| What is asked |
Count how many lines hold the string "this". Give that number alone.

| Records supplied |
===
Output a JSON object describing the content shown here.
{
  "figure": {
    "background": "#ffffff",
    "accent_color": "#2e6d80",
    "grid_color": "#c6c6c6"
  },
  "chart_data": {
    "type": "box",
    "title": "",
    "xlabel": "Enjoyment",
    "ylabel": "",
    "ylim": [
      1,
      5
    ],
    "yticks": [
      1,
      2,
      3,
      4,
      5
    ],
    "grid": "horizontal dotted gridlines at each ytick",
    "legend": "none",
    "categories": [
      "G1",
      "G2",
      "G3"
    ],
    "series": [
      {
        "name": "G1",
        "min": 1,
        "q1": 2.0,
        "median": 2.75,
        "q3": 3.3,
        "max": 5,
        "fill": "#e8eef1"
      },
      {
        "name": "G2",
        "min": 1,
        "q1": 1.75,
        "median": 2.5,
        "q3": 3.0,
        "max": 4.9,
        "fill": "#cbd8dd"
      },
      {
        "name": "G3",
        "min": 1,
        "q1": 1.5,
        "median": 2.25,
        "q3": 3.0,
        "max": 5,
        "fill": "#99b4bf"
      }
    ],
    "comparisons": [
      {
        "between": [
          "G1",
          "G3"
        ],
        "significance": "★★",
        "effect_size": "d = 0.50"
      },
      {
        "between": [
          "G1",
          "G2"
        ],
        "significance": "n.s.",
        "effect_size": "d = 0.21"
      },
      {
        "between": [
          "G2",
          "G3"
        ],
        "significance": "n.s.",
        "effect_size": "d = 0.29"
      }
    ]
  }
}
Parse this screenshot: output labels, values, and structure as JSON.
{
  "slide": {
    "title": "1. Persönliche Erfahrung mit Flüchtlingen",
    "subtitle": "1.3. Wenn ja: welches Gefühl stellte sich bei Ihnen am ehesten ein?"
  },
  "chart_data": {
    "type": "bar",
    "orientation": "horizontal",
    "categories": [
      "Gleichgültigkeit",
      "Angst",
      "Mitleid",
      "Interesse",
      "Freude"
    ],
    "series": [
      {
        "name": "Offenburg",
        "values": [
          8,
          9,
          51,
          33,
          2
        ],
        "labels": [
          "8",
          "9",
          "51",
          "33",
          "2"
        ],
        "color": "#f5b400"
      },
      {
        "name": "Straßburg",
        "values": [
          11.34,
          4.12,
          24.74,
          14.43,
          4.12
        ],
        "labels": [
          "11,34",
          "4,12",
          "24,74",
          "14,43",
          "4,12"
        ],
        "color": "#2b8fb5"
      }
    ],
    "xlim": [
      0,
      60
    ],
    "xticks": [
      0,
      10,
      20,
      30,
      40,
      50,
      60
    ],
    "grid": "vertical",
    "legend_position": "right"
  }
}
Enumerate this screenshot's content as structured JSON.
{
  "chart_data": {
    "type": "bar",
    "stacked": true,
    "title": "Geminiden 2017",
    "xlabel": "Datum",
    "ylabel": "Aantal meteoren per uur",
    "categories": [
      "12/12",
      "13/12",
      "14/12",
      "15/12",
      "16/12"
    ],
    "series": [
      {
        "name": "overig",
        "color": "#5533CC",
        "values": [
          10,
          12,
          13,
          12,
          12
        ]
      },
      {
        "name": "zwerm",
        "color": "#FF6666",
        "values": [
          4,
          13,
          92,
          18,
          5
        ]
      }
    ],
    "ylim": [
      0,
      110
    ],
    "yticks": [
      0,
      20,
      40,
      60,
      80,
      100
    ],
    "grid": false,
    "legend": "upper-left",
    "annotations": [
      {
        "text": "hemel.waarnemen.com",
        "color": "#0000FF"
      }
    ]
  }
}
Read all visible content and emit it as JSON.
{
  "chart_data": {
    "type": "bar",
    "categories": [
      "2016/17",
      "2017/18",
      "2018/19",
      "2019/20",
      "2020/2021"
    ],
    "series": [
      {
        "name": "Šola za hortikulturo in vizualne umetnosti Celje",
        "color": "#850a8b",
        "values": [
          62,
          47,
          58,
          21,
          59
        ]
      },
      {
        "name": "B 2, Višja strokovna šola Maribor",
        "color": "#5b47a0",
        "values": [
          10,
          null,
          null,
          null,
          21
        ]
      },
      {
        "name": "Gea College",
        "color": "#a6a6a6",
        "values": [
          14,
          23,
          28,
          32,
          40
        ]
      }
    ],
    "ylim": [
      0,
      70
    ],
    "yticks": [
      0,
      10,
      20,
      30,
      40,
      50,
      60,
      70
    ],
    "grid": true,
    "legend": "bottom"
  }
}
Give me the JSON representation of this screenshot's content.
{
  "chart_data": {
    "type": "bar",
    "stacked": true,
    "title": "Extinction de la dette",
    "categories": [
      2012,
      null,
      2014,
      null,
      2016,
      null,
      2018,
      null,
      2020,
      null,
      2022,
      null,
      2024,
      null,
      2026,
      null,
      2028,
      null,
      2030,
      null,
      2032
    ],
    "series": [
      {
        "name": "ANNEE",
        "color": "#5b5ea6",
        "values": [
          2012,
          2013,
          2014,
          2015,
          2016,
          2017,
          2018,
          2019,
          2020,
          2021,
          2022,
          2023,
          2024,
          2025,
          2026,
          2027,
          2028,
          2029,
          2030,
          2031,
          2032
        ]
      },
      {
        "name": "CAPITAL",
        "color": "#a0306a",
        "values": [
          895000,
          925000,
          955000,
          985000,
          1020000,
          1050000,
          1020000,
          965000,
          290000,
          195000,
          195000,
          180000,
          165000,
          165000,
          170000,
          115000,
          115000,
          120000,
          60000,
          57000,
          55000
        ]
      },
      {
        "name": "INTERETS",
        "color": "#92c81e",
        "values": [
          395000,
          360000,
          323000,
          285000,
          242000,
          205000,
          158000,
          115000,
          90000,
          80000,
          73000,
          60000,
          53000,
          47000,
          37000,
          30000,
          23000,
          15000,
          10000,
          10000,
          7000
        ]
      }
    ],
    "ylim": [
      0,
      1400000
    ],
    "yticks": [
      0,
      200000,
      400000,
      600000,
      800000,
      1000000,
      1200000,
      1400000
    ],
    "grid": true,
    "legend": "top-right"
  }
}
===
| Exercise solution |
3